## start EXCERPTED DATA
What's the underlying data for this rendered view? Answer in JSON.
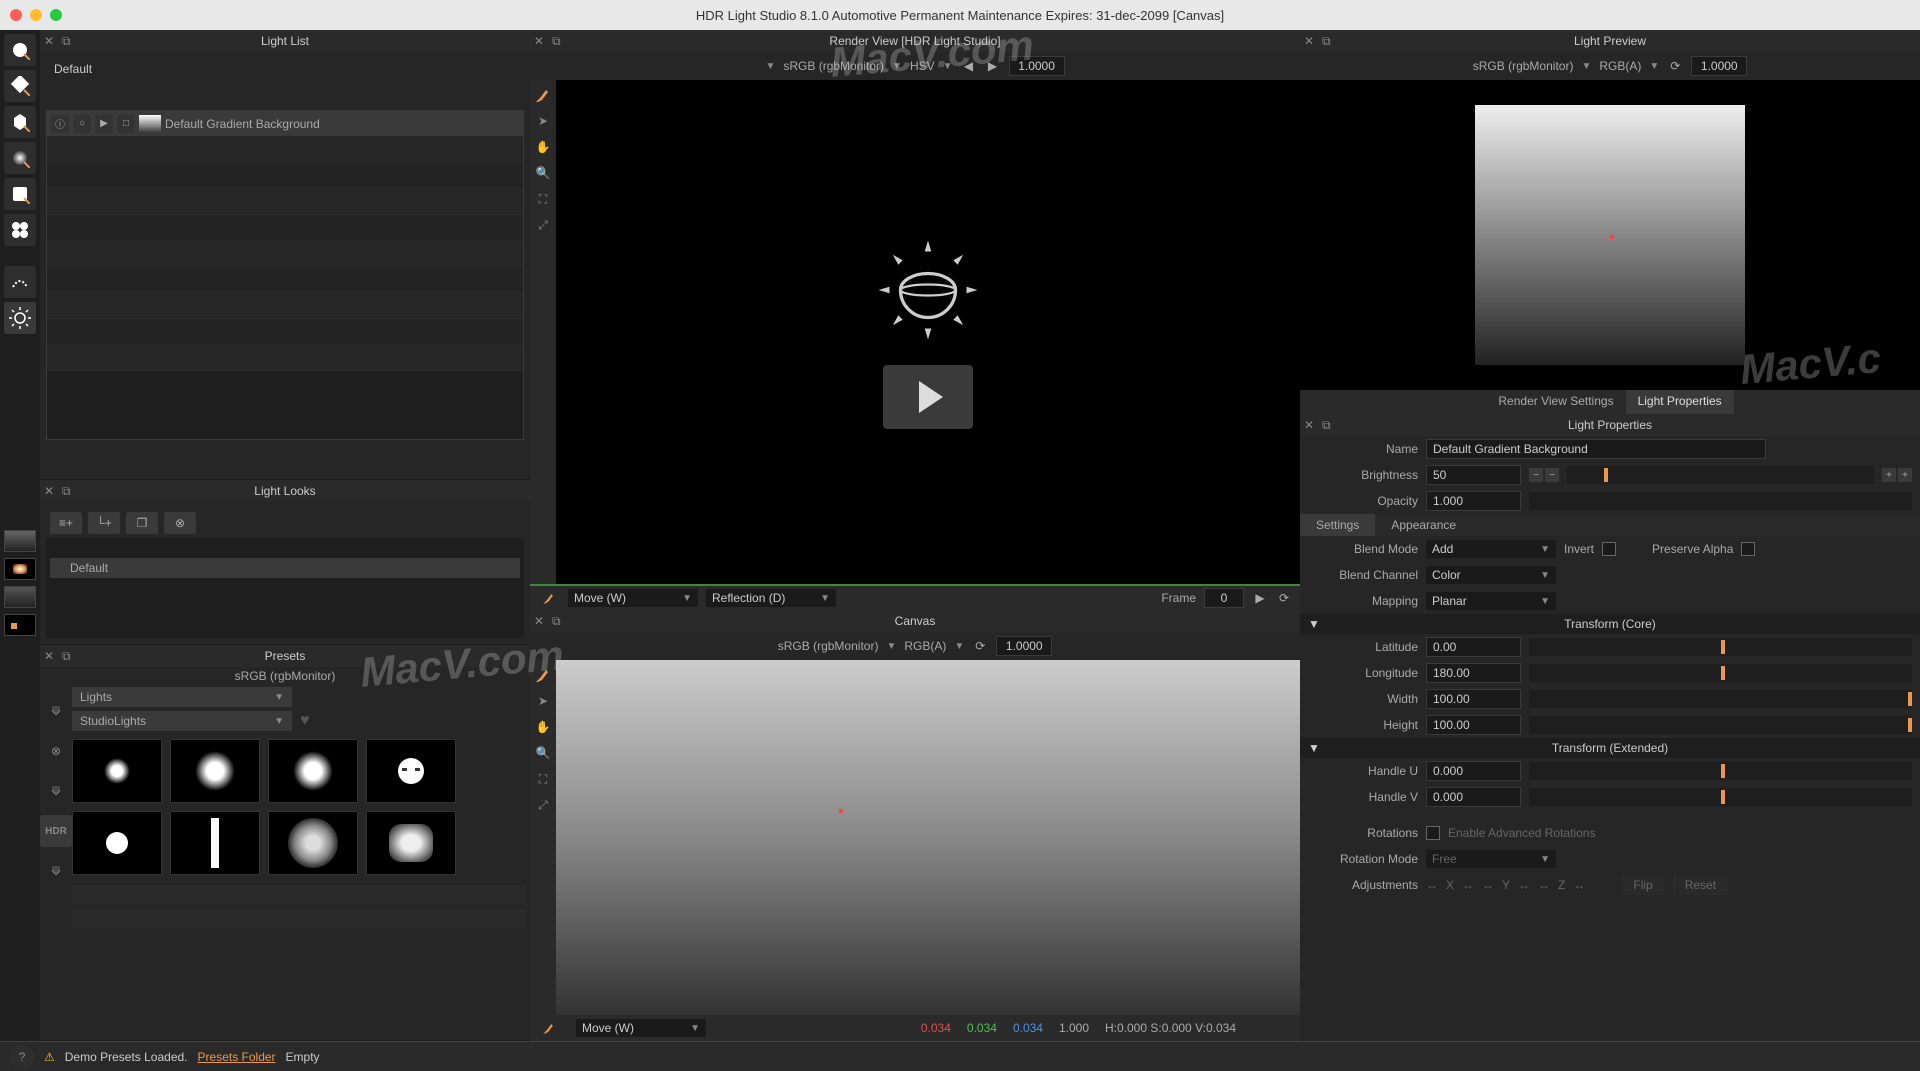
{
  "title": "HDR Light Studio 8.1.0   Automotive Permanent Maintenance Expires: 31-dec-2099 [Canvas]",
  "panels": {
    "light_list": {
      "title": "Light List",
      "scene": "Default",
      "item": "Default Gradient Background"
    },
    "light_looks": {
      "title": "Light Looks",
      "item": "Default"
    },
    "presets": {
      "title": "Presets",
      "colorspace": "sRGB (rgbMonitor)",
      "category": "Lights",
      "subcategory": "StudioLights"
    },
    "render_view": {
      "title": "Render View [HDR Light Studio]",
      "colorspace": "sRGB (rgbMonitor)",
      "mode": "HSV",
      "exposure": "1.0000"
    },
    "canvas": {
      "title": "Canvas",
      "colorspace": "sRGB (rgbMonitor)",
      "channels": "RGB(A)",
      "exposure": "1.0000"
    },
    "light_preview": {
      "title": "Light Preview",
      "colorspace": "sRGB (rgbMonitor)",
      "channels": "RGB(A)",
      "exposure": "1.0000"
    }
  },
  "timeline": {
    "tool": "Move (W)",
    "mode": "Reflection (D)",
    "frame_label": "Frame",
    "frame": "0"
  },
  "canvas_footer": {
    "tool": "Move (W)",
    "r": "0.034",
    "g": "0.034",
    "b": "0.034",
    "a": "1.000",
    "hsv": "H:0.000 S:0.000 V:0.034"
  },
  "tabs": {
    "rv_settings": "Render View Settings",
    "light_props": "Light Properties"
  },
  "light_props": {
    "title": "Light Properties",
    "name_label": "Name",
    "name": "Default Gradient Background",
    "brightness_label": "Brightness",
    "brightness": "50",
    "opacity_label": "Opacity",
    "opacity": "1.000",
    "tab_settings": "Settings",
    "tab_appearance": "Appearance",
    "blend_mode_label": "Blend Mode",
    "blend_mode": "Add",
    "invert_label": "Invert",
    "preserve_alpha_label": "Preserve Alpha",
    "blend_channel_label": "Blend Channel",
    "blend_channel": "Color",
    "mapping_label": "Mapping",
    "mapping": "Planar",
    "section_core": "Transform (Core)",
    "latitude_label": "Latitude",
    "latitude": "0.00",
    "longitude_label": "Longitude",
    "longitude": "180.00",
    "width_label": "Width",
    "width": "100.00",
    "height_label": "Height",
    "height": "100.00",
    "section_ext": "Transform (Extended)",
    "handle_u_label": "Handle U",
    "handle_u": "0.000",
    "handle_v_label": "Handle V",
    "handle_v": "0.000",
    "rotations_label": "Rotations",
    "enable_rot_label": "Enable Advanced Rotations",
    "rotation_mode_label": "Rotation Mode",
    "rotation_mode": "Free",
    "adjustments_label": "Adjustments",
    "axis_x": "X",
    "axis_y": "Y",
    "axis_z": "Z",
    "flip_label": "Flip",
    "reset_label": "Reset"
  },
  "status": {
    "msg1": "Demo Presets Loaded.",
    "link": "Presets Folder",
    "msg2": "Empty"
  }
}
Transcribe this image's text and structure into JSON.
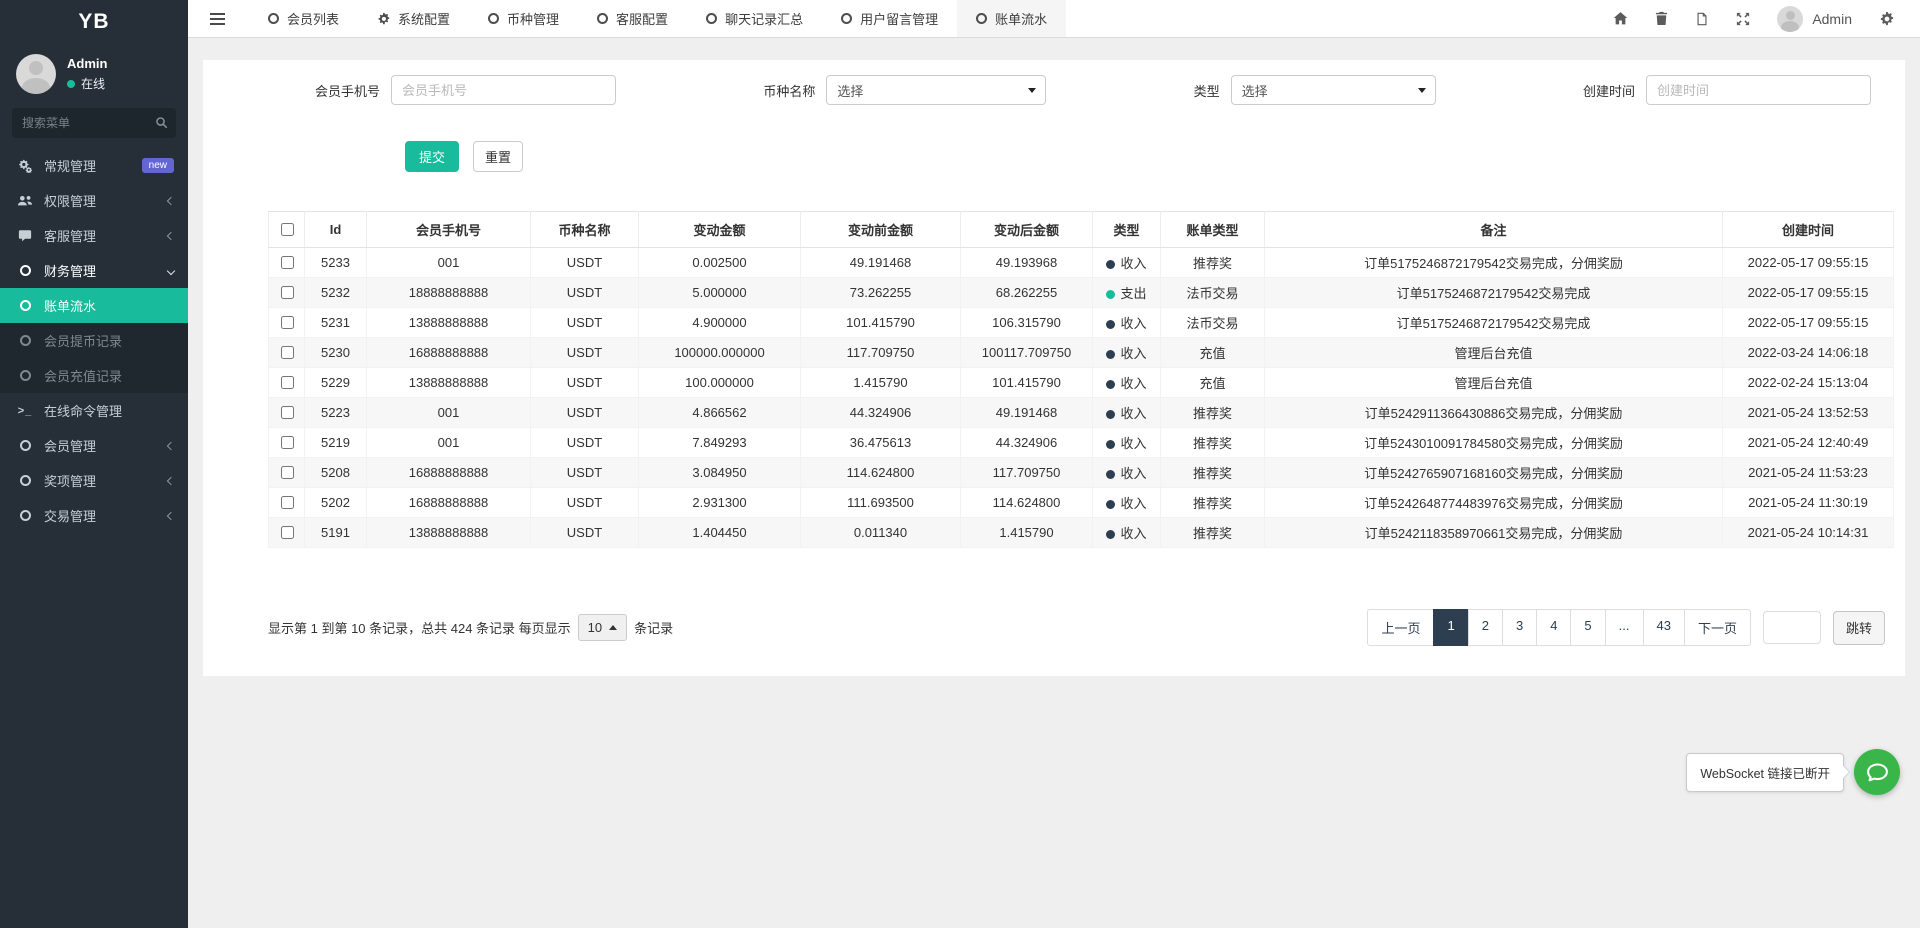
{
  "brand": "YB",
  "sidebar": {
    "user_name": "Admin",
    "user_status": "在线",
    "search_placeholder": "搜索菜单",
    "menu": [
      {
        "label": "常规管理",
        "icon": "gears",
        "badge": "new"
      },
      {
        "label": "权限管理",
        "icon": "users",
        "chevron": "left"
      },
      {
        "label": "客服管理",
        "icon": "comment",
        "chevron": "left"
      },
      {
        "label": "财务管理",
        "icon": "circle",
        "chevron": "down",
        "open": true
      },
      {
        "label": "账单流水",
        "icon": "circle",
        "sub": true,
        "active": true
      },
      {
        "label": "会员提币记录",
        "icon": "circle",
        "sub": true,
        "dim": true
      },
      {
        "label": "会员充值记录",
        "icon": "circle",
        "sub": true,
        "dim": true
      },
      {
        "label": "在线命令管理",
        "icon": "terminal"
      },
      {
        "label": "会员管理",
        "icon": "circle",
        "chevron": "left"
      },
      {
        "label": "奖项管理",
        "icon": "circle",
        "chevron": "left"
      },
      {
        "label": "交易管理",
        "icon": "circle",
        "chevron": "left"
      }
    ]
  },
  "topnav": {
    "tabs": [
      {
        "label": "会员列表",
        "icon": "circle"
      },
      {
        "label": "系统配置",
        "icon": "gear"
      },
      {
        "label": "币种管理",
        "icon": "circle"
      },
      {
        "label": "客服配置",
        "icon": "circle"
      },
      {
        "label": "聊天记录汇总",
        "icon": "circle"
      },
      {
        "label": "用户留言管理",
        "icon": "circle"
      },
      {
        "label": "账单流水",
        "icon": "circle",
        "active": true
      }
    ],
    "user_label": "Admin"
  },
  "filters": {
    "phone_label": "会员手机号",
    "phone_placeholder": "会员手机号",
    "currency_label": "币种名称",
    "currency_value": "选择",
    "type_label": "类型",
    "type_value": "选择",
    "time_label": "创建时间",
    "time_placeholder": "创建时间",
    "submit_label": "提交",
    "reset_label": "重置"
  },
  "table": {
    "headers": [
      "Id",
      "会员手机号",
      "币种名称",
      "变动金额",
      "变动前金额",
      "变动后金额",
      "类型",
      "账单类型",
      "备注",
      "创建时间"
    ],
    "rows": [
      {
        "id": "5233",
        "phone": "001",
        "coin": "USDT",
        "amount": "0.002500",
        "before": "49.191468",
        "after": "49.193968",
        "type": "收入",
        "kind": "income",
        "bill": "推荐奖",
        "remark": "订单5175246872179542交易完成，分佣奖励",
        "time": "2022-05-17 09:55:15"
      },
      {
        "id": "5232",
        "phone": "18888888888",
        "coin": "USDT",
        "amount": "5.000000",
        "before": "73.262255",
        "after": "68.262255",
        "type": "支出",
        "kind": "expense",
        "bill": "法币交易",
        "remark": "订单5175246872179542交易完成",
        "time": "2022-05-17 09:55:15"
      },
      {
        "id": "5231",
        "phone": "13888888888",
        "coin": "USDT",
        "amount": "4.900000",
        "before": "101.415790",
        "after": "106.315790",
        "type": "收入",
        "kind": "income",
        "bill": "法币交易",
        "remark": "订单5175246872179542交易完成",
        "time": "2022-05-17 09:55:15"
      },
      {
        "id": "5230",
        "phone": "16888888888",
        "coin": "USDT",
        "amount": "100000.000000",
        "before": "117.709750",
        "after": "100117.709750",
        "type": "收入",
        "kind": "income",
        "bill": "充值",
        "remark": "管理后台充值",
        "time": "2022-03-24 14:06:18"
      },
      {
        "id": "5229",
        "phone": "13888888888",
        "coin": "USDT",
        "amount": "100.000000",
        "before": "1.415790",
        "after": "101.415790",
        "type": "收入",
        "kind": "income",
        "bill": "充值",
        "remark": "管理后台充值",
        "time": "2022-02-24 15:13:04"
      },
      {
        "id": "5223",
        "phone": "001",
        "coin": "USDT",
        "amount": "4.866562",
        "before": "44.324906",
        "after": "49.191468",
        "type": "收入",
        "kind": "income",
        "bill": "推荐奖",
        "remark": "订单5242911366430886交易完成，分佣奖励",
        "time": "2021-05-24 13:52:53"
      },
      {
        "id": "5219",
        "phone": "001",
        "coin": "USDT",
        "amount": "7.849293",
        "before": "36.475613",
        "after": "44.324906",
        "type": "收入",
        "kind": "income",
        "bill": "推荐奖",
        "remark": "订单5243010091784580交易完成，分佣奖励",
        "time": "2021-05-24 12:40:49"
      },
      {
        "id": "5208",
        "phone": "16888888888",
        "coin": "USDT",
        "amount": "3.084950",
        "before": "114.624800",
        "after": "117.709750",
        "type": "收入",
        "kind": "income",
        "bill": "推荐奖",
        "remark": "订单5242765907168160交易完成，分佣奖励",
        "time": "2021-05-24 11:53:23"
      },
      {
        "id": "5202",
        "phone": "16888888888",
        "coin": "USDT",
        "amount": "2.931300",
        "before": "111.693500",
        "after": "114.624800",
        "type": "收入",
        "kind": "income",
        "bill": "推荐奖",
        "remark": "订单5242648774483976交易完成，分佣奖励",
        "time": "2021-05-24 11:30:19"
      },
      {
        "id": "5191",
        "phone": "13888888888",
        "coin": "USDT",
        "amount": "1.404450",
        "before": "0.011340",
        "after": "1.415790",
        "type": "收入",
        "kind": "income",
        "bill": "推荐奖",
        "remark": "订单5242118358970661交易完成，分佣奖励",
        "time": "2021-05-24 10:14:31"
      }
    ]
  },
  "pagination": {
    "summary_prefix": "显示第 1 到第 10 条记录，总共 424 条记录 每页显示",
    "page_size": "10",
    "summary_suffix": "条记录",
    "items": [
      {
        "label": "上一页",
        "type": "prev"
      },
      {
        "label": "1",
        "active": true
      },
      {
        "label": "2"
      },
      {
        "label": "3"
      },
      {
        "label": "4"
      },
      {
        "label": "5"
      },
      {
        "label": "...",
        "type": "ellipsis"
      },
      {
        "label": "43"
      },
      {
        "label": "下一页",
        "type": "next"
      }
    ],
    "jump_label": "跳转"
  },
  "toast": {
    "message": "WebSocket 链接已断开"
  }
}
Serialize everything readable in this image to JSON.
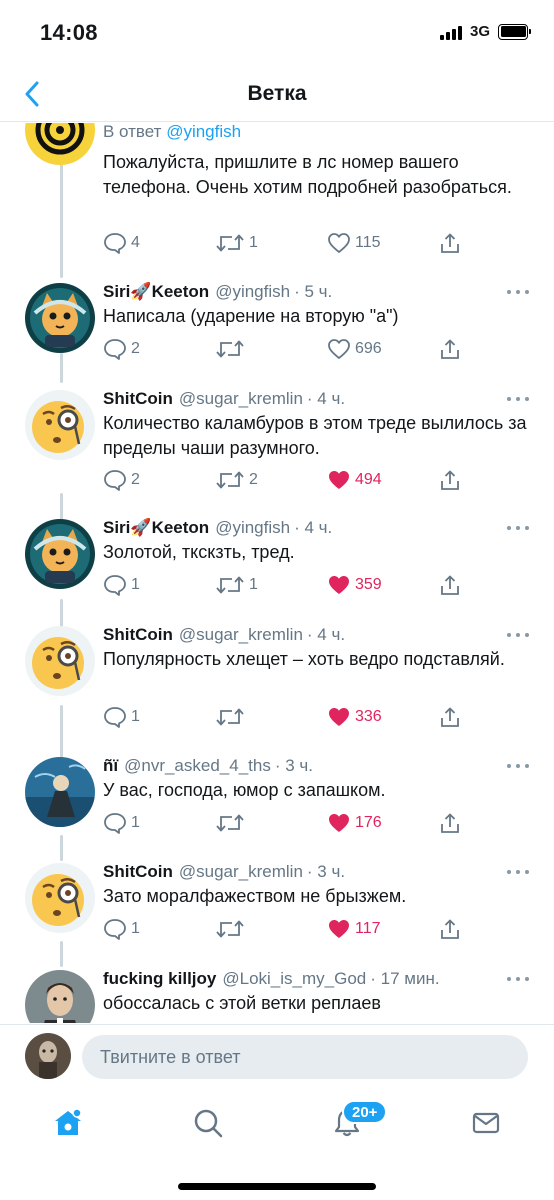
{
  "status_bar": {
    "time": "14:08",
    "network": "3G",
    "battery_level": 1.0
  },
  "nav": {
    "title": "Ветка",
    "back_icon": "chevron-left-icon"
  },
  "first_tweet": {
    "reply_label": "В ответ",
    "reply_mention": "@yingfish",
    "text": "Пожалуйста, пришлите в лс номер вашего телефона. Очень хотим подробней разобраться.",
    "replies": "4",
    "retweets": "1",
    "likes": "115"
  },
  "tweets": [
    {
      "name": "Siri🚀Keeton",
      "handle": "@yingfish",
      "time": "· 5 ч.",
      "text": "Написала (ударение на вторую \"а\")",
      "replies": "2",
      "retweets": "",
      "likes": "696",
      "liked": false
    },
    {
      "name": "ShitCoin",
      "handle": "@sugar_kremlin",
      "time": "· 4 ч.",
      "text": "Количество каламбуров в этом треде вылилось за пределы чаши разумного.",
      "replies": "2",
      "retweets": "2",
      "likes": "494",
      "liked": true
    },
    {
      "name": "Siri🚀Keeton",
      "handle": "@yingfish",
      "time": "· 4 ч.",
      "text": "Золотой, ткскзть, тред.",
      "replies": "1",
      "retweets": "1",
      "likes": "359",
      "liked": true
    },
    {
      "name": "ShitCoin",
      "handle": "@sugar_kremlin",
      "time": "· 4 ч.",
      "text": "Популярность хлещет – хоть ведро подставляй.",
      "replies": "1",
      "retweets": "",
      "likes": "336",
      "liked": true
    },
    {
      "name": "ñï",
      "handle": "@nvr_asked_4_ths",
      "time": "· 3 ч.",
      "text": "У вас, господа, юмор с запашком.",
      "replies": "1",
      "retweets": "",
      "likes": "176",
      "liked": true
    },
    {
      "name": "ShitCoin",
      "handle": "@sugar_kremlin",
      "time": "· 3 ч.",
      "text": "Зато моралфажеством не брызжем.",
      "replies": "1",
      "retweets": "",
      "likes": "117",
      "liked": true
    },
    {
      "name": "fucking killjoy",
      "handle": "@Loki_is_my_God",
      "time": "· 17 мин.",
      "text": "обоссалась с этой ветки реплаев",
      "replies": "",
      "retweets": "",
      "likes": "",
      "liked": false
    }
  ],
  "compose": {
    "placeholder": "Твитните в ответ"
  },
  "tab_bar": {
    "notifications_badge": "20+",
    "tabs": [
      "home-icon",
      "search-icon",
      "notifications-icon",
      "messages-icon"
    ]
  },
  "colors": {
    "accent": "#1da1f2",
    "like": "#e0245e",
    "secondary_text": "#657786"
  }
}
## end EXCERPTED DATA
SET PROBLEM = Go through the listing above and report how many of its lines contain the word "Rotations", with only the number as output.

COMPLETED EXERCISE = 2